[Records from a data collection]
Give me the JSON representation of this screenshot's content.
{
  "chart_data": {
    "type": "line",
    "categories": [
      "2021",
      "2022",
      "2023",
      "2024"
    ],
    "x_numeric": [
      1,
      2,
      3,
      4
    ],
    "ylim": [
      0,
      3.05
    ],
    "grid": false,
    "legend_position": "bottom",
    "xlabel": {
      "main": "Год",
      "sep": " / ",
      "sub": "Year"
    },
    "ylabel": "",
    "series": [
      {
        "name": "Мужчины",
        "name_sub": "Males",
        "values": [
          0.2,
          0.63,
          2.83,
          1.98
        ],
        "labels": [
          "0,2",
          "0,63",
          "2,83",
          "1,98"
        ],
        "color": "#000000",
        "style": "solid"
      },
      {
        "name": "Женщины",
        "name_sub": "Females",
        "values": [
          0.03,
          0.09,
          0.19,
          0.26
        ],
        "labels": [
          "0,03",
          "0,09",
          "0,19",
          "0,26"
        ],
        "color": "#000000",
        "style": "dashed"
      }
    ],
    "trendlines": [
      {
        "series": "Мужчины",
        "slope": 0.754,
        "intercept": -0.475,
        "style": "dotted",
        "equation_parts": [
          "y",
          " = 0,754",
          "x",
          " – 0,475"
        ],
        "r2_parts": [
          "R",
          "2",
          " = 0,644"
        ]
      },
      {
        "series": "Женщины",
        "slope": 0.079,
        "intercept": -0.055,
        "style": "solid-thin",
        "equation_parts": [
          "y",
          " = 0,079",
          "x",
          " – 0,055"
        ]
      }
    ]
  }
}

→ **Aim of the task**:
Recite the full listing above exactly.

→ **Solution below**:
Give me the JSON representation of this screenshot's content.
{
  "chart_data": {
    "type": "line",
    "categories": [
      "2021",
      "2022",
      "2023",
      "2024"
    ],
    "x_numeric": [
      1,
      2,
      3,
      4
    ],
    "ylim": [
      0,
      3.05
    ],
    "grid": false,
    "legend_position": "bottom",
    "xlabel": {
      "main": "Год",
      "sep": " / ",
      "sub": "Year"
    },
    "ylabel": "",
    "series": [
      {
        "name": "Мужчины",
        "name_sub": "Males",
        "values": [
          0.2,
          0.63,
          2.83,
          1.98
        ],
        "labels": [
          "0,2",
          "0,63",
          "2,83",
          "1,98"
        ],
        "color": "#000000",
        "style": "solid"
      },
      {
        "name": "Женщины",
        "name_sub": "Females",
        "values": [
          0.03,
          0.09,
          0.19,
          0.26
        ],
        "labels": [
          "0,03",
          "0,09",
          "0,19",
          "0,26"
        ],
        "color": "#000000",
        "style": "dashed"
      }
    ],
    "trendlines": [
      {
        "series": "Мужчины",
        "slope": 0.754,
        "intercept": -0.475,
        "style": "dotted",
        "equation_parts": [
          "y",
          " = 0,754",
          "x",
          " – 0,475"
        ],
        "r2_parts": [
          "R",
          "2",
          " = 0,644"
        ]
      },
      {
        "series": "Женщины",
        "slope": 0.079,
        "intercept": -0.055,
        "style": "solid-thin",
        "equation_parts": [
          "y",
          " = 0,079",
          "x",
          " – 0,055"
        ]
      }
    ]
  }
}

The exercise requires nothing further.